**Data to use:**
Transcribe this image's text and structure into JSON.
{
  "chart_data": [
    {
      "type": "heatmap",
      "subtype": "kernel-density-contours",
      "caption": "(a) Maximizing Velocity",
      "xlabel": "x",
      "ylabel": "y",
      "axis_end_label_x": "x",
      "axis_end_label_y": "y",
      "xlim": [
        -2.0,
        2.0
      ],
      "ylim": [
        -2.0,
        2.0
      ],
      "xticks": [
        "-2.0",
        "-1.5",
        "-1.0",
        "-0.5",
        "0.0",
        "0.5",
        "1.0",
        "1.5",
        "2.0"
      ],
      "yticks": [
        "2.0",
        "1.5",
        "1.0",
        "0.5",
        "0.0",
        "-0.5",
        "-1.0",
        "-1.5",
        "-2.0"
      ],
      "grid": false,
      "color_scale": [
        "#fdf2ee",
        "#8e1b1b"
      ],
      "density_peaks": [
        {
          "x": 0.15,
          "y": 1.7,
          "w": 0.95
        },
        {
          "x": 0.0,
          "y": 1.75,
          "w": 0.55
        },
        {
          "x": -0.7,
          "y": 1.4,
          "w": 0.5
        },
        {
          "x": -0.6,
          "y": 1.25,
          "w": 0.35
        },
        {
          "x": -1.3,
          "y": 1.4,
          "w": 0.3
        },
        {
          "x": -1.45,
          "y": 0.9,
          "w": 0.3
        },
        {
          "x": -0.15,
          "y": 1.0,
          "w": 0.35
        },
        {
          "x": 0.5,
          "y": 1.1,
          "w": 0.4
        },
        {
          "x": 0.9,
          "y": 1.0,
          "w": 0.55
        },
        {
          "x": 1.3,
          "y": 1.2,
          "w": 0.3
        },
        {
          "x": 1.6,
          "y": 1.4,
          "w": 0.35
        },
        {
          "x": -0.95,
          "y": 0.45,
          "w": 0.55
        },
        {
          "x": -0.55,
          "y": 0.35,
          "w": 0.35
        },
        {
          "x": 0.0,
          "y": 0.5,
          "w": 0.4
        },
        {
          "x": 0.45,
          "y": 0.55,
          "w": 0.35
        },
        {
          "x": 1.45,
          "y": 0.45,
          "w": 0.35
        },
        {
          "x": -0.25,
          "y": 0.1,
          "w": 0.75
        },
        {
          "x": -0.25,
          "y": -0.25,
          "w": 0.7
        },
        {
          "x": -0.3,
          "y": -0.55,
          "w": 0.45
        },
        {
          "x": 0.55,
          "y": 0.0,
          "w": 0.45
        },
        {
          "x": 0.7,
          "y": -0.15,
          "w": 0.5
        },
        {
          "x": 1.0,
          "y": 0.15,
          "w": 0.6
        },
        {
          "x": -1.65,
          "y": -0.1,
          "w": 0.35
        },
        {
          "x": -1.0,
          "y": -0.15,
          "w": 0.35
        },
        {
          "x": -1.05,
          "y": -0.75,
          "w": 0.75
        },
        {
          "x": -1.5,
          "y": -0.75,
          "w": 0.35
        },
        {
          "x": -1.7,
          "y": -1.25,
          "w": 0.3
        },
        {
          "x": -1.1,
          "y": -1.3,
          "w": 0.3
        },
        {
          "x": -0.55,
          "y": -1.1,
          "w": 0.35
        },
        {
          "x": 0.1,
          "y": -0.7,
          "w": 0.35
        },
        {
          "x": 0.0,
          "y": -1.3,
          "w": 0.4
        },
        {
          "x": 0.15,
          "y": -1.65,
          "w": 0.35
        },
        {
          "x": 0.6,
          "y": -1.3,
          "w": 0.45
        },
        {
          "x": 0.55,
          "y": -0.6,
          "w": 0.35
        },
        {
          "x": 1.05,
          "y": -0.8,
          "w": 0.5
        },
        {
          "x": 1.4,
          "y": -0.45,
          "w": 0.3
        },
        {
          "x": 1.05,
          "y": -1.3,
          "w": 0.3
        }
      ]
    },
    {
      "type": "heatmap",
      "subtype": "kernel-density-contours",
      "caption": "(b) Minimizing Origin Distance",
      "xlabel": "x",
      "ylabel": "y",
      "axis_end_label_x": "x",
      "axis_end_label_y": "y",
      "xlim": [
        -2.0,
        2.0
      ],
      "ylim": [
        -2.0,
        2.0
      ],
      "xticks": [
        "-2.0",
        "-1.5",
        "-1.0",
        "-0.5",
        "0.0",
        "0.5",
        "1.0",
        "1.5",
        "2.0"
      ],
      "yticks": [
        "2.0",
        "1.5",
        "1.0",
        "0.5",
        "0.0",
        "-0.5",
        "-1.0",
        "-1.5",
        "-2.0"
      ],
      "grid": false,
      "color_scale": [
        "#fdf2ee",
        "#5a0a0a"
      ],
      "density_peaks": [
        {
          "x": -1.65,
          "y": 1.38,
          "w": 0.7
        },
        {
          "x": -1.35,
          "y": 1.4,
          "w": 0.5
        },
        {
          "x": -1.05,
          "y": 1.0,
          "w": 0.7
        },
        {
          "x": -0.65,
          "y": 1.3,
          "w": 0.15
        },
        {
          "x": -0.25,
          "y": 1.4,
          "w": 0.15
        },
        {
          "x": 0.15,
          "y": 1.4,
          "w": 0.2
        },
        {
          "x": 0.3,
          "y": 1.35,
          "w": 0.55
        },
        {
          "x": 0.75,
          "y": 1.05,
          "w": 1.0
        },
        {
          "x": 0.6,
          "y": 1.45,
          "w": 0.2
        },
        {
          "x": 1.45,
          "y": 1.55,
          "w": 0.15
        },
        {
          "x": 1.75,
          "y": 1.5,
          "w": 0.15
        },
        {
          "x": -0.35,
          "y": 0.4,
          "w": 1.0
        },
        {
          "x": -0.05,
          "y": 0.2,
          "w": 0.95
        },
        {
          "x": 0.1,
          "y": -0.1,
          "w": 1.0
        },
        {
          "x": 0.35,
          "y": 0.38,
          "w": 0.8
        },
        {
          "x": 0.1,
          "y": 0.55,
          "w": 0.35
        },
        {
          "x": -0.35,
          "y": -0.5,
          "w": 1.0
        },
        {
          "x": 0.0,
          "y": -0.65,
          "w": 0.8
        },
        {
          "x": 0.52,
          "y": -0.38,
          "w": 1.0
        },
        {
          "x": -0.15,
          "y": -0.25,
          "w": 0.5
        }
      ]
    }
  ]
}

**Objective:**
Each record above must be given again exactly.

**Answer to the exercise:**
Transcribe this image's text and structure into JSON.
{
  "chart_data": [
    {
      "type": "heatmap",
      "subtype": "kernel-density-contours",
      "caption": "(a) Maximizing Velocity",
      "xlabel": "x",
      "ylabel": "y",
      "axis_end_label_x": "x",
      "axis_end_label_y": "y",
      "xlim": [
        -2.0,
        2.0
      ],
      "ylim": [
        -2.0,
        2.0
      ],
      "xticks": [
        "-2.0",
        "-1.5",
        "-1.0",
        "-0.5",
        "0.0",
        "0.5",
        "1.0",
        "1.5",
        "2.0"
      ],
      "yticks": [
        "2.0",
        "1.5",
        "1.0",
        "0.5",
        "0.0",
        "-0.5",
        "-1.0",
        "-1.5",
        "-2.0"
      ],
      "grid": false,
      "color_scale": [
        "#fdf2ee",
        "#8e1b1b"
      ],
      "density_peaks": [
        {
          "x": 0.15,
          "y": 1.7,
          "w": 0.95
        },
        {
          "x": 0.0,
          "y": 1.75,
          "w": 0.55
        },
        {
          "x": -0.7,
          "y": 1.4,
          "w": 0.5
        },
        {
          "x": -0.6,
          "y": 1.25,
          "w": 0.35
        },
        {
          "x": -1.3,
          "y": 1.4,
          "w": 0.3
        },
        {
          "x": -1.45,
          "y": 0.9,
          "w": 0.3
        },
        {
          "x": -0.15,
          "y": 1.0,
          "w": 0.35
        },
        {
          "x": 0.5,
          "y": 1.1,
          "w": 0.4
        },
        {
          "x": 0.9,
          "y": 1.0,
          "w": 0.55
        },
        {
          "x": 1.3,
          "y": 1.2,
          "w": 0.3
        },
        {
          "x": 1.6,
          "y": 1.4,
          "w": 0.35
        },
        {
          "x": -0.95,
          "y": 0.45,
          "w": 0.55
        },
        {
          "x": -0.55,
          "y": 0.35,
          "w": 0.35
        },
        {
          "x": 0.0,
          "y": 0.5,
          "w": 0.4
        },
        {
          "x": 0.45,
          "y": 0.55,
          "w": 0.35
        },
        {
          "x": 1.45,
          "y": 0.45,
          "w": 0.35
        },
        {
          "x": -0.25,
          "y": 0.1,
          "w": 0.75
        },
        {
          "x": -0.25,
          "y": -0.25,
          "w": 0.7
        },
        {
          "x": -0.3,
          "y": -0.55,
          "w": 0.45
        },
        {
          "x": 0.55,
          "y": 0.0,
          "w": 0.45
        },
        {
          "x": 0.7,
          "y": -0.15,
          "w": 0.5
        },
        {
          "x": 1.0,
          "y": 0.15,
          "w": 0.6
        },
        {
          "x": -1.65,
          "y": -0.1,
          "w": 0.35
        },
        {
          "x": -1.0,
          "y": -0.15,
          "w": 0.35
        },
        {
          "x": -1.05,
          "y": -0.75,
          "w": 0.75
        },
        {
          "x": -1.5,
          "y": -0.75,
          "w": 0.35
        },
        {
          "x": -1.7,
          "y": -1.25,
          "w": 0.3
        },
        {
          "x": -1.1,
          "y": -1.3,
          "w": 0.3
        },
        {
          "x": -0.55,
          "y": -1.1,
          "w": 0.35
        },
        {
          "x": 0.1,
          "y": -0.7,
          "w": 0.35
        },
        {
          "x": 0.0,
          "y": -1.3,
          "w": 0.4
        },
        {
          "x": 0.15,
          "y": -1.65,
          "w": 0.35
        },
        {
          "x": 0.6,
          "y": -1.3,
          "w": 0.45
        },
        {
          "x": 0.55,
          "y": -0.6,
          "w": 0.35
        },
        {
          "x": 1.05,
          "y": -0.8,
          "w": 0.5
        },
        {
          "x": 1.4,
          "y": -0.45,
          "w": 0.3
        },
        {
          "x": 1.05,
          "y": -1.3,
          "w": 0.3
        }
      ]
    },
    {
      "type": "heatmap",
      "subtype": "kernel-density-contours",
      "caption": "(b) Minimizing Origin Distance",
      "xlabel": "x",
      "ylabel": "y",
      "axis_end_label_x": "x",
      "axis_end_label_y": "y",
      "xlim": [
        -2.0,
        2.0
      ],
      "ylim": [
        -2.0,
        2.0
      ],
      "xticks": [
        "-2.0",
        "-1.5",
        "-1.0",
        "-0.5",
        "0.0",
        "0.5",
        "1.0",
        "1.5",
        "2.0"
      ],
      "yticks": [
        "2.0",
        "1.5",
        "1.0",
        "0.5",
        "0.0",
        "-0.5",
        "-1.0",
        "-1.5",
        "-2.0"
      ],
      "grid": false,
      "color_scale": [
        "#fdf2ee",
        "#5a0a0a"
      ],
      "density_peaks": [
        {
          "x": -1.65,
          "y": 1.38,
          "w": 0.7
        },
        {
          "x": -1.35,
          "y": 1.4,
          "w": 0.5
        },
        {
          "x": -1.05,
          "y": 1.0,
          "w": 0.7
        },
        {
          "x": -0.65,
          "y": 1.3,
          "w": 0.15
        },
        {
          "x": -0.25,
          "y": 1.4,
          "w": 0.15
        },
        {
          "x": 0.15,
          "y": 1.4,
          "w": 0.2
        },
        {
          "x": 0.3,
          "y": 1.35,
          "w": 0.55
        },
        {
          "x": 0.75,
          "y": 1.05,
          "w": 1.0
        },
        {
          "x": 0.6,
          "y": 1.45,
          "w": 0.2
        },
        {
          "x": 1.45,
          "y": 1.55,
          "w": 0.15
        },
        {
          "x": 1.75,
          "y": 1.5,
          "w": 0.15
        },
        {
          "x": -0.35,
          "y": 0.4,
          "w": 1.0
        },
        {
          "x": -0.05,
          "y": 0.2,
          "w": 0.95
        },
        {
          "x": 0.1,
          "y": -0.1,
          "w": 1.0
        },
        {
          "x": 0.35,
          "y": 0.38,
          "w": 0.8
        },
        {
          "x": 0.1,
          "y": 0.55,
          "w": 0.35
        },
        {
          "x": -0.35,
          "y": -0.5,
          "w": 1.0
        },
        {
          "x": 0.0,
          "y": -0.65,
          "w": 0.8
        },
        {
          "x": 0.52,
          "y": -0.38,
          "w": 1.0
        },
        {
          "x": -0.15,
          "y": -0.25,
          "w": 0.5
        }
      ]
    }
  ]
}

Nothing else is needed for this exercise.